Source records
□ □ □ □ □ □ □

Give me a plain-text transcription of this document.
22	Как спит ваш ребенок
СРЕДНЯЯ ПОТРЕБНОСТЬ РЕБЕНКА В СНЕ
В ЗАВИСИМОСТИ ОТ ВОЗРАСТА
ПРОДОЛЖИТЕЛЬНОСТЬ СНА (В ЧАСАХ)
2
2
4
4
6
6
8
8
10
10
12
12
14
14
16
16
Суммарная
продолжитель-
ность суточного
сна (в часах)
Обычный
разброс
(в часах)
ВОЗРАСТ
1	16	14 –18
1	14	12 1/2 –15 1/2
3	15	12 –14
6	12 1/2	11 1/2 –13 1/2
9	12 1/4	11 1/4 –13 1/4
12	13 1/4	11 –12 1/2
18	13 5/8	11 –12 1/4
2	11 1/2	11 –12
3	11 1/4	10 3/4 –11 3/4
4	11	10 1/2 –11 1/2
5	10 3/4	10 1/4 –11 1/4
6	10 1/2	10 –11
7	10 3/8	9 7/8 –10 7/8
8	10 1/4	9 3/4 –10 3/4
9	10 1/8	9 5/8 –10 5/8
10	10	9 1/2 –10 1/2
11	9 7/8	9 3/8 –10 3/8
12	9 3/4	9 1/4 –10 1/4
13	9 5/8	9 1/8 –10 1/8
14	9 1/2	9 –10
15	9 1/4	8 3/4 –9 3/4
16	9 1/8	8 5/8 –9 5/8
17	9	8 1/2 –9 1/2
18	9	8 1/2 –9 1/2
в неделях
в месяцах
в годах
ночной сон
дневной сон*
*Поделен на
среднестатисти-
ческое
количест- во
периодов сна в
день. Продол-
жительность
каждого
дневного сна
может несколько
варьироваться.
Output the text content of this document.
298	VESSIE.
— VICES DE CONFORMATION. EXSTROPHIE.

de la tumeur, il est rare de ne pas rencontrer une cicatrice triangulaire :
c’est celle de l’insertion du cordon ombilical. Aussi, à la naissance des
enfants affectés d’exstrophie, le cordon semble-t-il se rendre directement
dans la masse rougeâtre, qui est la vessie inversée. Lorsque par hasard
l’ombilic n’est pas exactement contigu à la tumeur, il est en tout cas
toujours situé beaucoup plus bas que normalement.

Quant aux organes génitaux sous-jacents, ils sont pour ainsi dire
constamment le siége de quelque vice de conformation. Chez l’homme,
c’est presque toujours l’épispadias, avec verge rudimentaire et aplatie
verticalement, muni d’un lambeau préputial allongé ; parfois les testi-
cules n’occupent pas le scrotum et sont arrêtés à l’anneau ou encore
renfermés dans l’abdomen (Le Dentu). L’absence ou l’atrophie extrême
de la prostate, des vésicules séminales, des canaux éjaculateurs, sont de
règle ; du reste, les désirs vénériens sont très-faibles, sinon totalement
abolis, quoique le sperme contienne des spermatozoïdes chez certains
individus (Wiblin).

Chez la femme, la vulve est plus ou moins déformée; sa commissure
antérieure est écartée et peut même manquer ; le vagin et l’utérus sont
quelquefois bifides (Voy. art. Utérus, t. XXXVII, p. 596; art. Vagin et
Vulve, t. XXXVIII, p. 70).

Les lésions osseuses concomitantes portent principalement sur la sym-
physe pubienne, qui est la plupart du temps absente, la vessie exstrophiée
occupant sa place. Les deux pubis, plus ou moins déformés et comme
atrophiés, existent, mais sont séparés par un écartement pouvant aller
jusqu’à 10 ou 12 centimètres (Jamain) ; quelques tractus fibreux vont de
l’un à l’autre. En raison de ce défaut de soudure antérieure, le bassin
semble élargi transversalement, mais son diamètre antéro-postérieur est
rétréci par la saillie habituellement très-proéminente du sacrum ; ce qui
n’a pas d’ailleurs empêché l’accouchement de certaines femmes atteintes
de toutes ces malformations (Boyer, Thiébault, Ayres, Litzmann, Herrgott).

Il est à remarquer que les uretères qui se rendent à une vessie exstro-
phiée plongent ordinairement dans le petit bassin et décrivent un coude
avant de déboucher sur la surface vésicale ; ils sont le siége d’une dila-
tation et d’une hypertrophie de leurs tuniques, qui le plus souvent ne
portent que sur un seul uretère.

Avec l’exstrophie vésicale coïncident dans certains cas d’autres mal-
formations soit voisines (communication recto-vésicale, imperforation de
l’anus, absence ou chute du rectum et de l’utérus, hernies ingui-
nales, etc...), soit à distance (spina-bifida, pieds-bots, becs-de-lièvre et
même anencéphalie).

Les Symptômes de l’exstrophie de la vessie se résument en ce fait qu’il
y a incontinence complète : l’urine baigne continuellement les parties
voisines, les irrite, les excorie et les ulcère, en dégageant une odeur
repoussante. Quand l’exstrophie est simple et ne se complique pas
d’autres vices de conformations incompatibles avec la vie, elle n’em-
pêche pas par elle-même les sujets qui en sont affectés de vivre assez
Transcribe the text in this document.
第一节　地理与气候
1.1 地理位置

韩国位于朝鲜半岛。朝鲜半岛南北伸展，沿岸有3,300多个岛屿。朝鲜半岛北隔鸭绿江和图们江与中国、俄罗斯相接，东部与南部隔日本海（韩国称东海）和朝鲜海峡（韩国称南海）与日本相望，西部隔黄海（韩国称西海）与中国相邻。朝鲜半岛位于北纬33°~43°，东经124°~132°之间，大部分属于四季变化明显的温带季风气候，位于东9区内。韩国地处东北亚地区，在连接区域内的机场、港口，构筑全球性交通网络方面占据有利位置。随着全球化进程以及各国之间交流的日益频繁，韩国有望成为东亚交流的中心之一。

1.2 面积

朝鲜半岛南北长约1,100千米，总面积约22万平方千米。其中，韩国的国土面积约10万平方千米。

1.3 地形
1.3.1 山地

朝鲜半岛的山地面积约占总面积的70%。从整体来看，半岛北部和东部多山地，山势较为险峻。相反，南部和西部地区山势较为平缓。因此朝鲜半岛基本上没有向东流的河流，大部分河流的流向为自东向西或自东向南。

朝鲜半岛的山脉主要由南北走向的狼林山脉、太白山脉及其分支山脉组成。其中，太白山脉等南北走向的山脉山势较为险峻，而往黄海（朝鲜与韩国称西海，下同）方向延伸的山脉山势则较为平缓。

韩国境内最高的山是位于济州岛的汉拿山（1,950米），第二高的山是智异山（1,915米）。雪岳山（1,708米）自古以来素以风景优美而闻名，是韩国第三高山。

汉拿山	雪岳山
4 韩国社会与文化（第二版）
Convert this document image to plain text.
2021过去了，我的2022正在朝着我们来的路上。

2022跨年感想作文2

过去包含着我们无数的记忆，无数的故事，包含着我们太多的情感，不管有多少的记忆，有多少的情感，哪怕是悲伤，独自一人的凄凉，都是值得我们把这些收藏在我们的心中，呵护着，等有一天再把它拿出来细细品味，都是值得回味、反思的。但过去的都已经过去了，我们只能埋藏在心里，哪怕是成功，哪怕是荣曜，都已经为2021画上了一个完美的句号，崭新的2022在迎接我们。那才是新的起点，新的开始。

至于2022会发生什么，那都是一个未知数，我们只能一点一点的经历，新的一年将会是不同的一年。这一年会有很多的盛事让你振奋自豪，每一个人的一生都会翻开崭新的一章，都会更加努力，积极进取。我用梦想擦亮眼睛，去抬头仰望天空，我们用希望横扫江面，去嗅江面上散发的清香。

□ □ □ □ □ □ □

PROBLEM: Set down all of the entries exactly, please.

WORKED ANSWER:
Give me a plain-text transcription of this document.
22	Как спит ваш ребенок
СРЕДНЯЯ ПОТРЕБНОСТЬ РЕБЕНКА В СНЕ
В ЗАВИСИМОСТИ ОТ ВОЗРАСТА
ПРОДОЛЖИТЕЛЬНОСТЬ СНА (В ЧАСАХ)
2
2
4
4
6
6
8
8
10
10
12
12
14
14
16
16
Суммарная
продолжитель-
ность суточного
сна (в часах)
Обычный
разброс
(в часах)
ВОЗРАСТ
1	16	14 –18
1	14	12 1/2 –15 1/2
3	15	12 –14
6	12 1/2	11 1/2 –13 1/2
9	12 1/4	11 1/4 –13 1/4
12	13 1/4	11 –12 1/2
18	13 5/8	11 –12 1/4
2	11 1/2	11 –12
3	11 1/4	10 3/4 –11 3/4
4	11	10 1/2 –11 1/2
5	10 3/4	10 1/4 –11 1/4
6	10 1/2	10 –11
7	10 3/8	9 7/8 –10 7/8
8	10 1/4	9 3/4 –10 3/4
9	10 1/8	9 5/8 –10 5/8
10	10	9 1/2 –10 1/2
11	9 7/8	9 3/8 –10 3/8
12	9 3/4	9 1/4 –10 1/4
13	9 5/8	9 1/8 –10 1/8
14	9 1/2	9 –10
15	9 1/4	8 3/4 –9 3/4
16	9 1/8	8 5/8 –9 5/8
17	9	8 1/2 –9 1/2
18	9	8 1/2 –9 1/2
в неделях
в месяцах
в годах
ночной сон
дневной сон*
*Поделен на
среднестатисти-
ческое
количест- во
периодов сна в
день. Продол-
жительность
каждого
дневного сна
может несколько
варьироваться.
Output the text content of this document.
298	VESSIE.
— VICES DE CONFORMATION. EXSTROPHIE.

de la tumeur, il est rare de ne pas rencontrer une cicatrice triangulaire :
c’est celle de l’insertion du cordon ombilical. Aussi, à la naissance des
enfants affectés d’exstrophie, le cordon semble-t-il se rendre directement
dans la masse rougeâtre, qui est la vessie inversée. Lorsque par hasard
l’ombilic n’est pas exactement contigu à la tumeur, il est en tout cas
toujours situé beaucoup plus bas que normalement.

Quant aux organes génitaux sous-jacents, ils sont pour ainsi dire
constamment le siége de quelque vice de conformation. Chez l’homme,
c’est presque toujours l’épispadias, avec verge rudimentaire et aplatie
verticalement, muni d’un lambeau préputial allongé ; parfois les testi-
cules n’occupent pas le scrotum et sont arrêtés à l’anneau ou encore
renfermés dans l’abdomen (Le Dentu). L’absence ou l’atrophie extrême
de la prostate, des vésicules séminales, des canaux éjaculateurs, sont de
règle ; du reste, les désirs vénériens sont très-faibles, sinon totalement
abolis, quoique le sperme contienne des spermatozoïdes chez certains
individus (Wiblin).

Chez la femme, la vulve est plus ou moins déformée; sa commissure
antérieure est écartée et peut même manquer ; le vagin et l’utérus sont
quelquefois bifides (Voy. art. Utérus, t. XXXVII, p. 596; art. Vagin et
Vulve, t. XXXVIII, p. 70).

Les lésions osseuses concomitantes portent principalement sur la sym-
physe pubienne, qui est la plupart du temps absente, la vessie exstrophiée
occupant sa place. Les deux pubis, plus ou moins déformés et comme
atrophiés, existent, mais sont séparés par un écartement pouvant aller
jusqu’à 10 ou 12 centimètres (Jamain) ; quelques tractus fibreux vont de
l’un à l’autre. En raison de ce défaut de soudure antérieure, le bassin
semble élargi transversalement, mais son diamètre antéro-postérieur est
rétréci par la saillie habituellement très-proéminente du sacrum ; ce qui
n’a pas d’ailleurs empêché l’accouchement de certaines femmes atteintes
de toutes ces malformations (Boyer, Thiébault, Ayres, Litzmann, Herrgott).

Il est à remarquer que les uretères qui se rendent à une vessie exstro-
phiée plongent ordinairement dans le petit bassin et décrivent un coude
avant de déboucher sur la surface vésicale ; ils sont le siége d’une dila-
tation et d’une hypertrophie de leurs tuniques, qui le plus souvent ne
portent que sur un seul uretère.

Avec l’exstrophie vésicale coïncident dans certains cas d’autres mal-
formations soit voisines (communication recto-vésicale, imperforation de
l’anus, absence ou chute du rectum et de l’utérus, hernies ingui-
nales, etc...), soit à distance (spina-bifida, pieds-bots, becs-de-lièvre et
même anencéphalie).

Les Symptômes de l’exstrophie de la vessie se résument en ce fait qu’il
y a incontinence complète : l’urine baigne continuellement les parties
voisines, les irrite, les excorie et les ulcère, en dégageant une odeur
repoussante. Quand l’exstrophie est simple et ne se complique pas
d’autres vices de conformations incompatibles avec la vie, elle n’em-
pêche pas par elle-même les sujets qui en sont affectés de vivre assez
Transcribe the text in this document.
第一节　地理与气候
1.1 地理位置

韩国位于朝鲜半岛。朝鲜半岛南北伸展，沿岸有3,300多个岛屿。朝鲜半岛北隔鸭绿江和图们江与中国、俄罗斯相接，东部与南部隔日本海（韩国称东海）和朝鲜海峡（韩国称南海）与日本相望，西部隔黄海（韩国称西海）与中国相邻。朝鲜半岛位于北纬33°~43°，东经124°~132°之间，大部分属于四季变化明显的温带季风气候，位于东9区内。韩国地处东北亚地区，在连接区域内的机场、港口，构筑全球性交通网络方面占据有利位置。随着全球化进程以及各国之间交流的日益频繁，韩国有望成为东亚交流的中心之一。

1.2 面积

朝鲜半岛南北长约1,100千米，总面积约22万平方千米。其中，韩国的国土面积约10万平方千米。

1.3 地形
1.3.1 山地

朝鲜半岛的山地面积约占总面积的70%。从整体来看，半岛北部和东部多山地，山势较为险峻。相反，南部和西部地区山势较为平缓。因此朝鲜半岛基本上没有向东流的河流，大部分河流的流向为自东向西或自东向南。

朝鲜半岛的山脉主要由南北走向的狼林山脉、太白山脉及其分支山脉组成。其中，太白山脉等南北走向的山脉山势较为险峻，而往黄海（朝鲜与韩国称西海，下同）方向延伸的山脉山势则较为平缓。

韩国境内最高的山是位于济州岛的汉拿山（1,950米），第二高的山是智异山（1,915米）。雪岳山（1,708米）自古以来素以风景优美而闻名，是韩国第三高山。

汉拿山	雪岳山
4 韩国社会与文化（第二版）
Convert this document image to plain text.
2021过去了，我的2022正在朝着我们来的路上。

2022跨年感想作文2

过去包含着我们无数的记忆，无数的故事，包含着我们太多的情感，不管有多少的记忆，有多少的情感，哪怕是悲伤，独自一人的凄凉，都是值得我们把这些收藏在我们的心中，呵护着，等有一天再把它拿出来细细品味，都是值得回味、反思的。但过去的都已经过去了，我们只能埋藏在心里，哪怕是成功，哪怕是荣曜，都已经为2021画上了一个完美的句号，崭新的2022在迎接我们。那才是新的起点，新的开始。

至于2022会发生什么，那都是一个未知数，我们只能一点一点的经历，新的一年将会是不同的一年。这一年会有很多的盛事让你振奋自豪，每一个人的一生都会翻开崭新的一章，都会更加努力，积极进取。我用梦想擦亮眼睛，去抬头仰望天空，我们用希望横扫江面，去嗅江面上散发的清香。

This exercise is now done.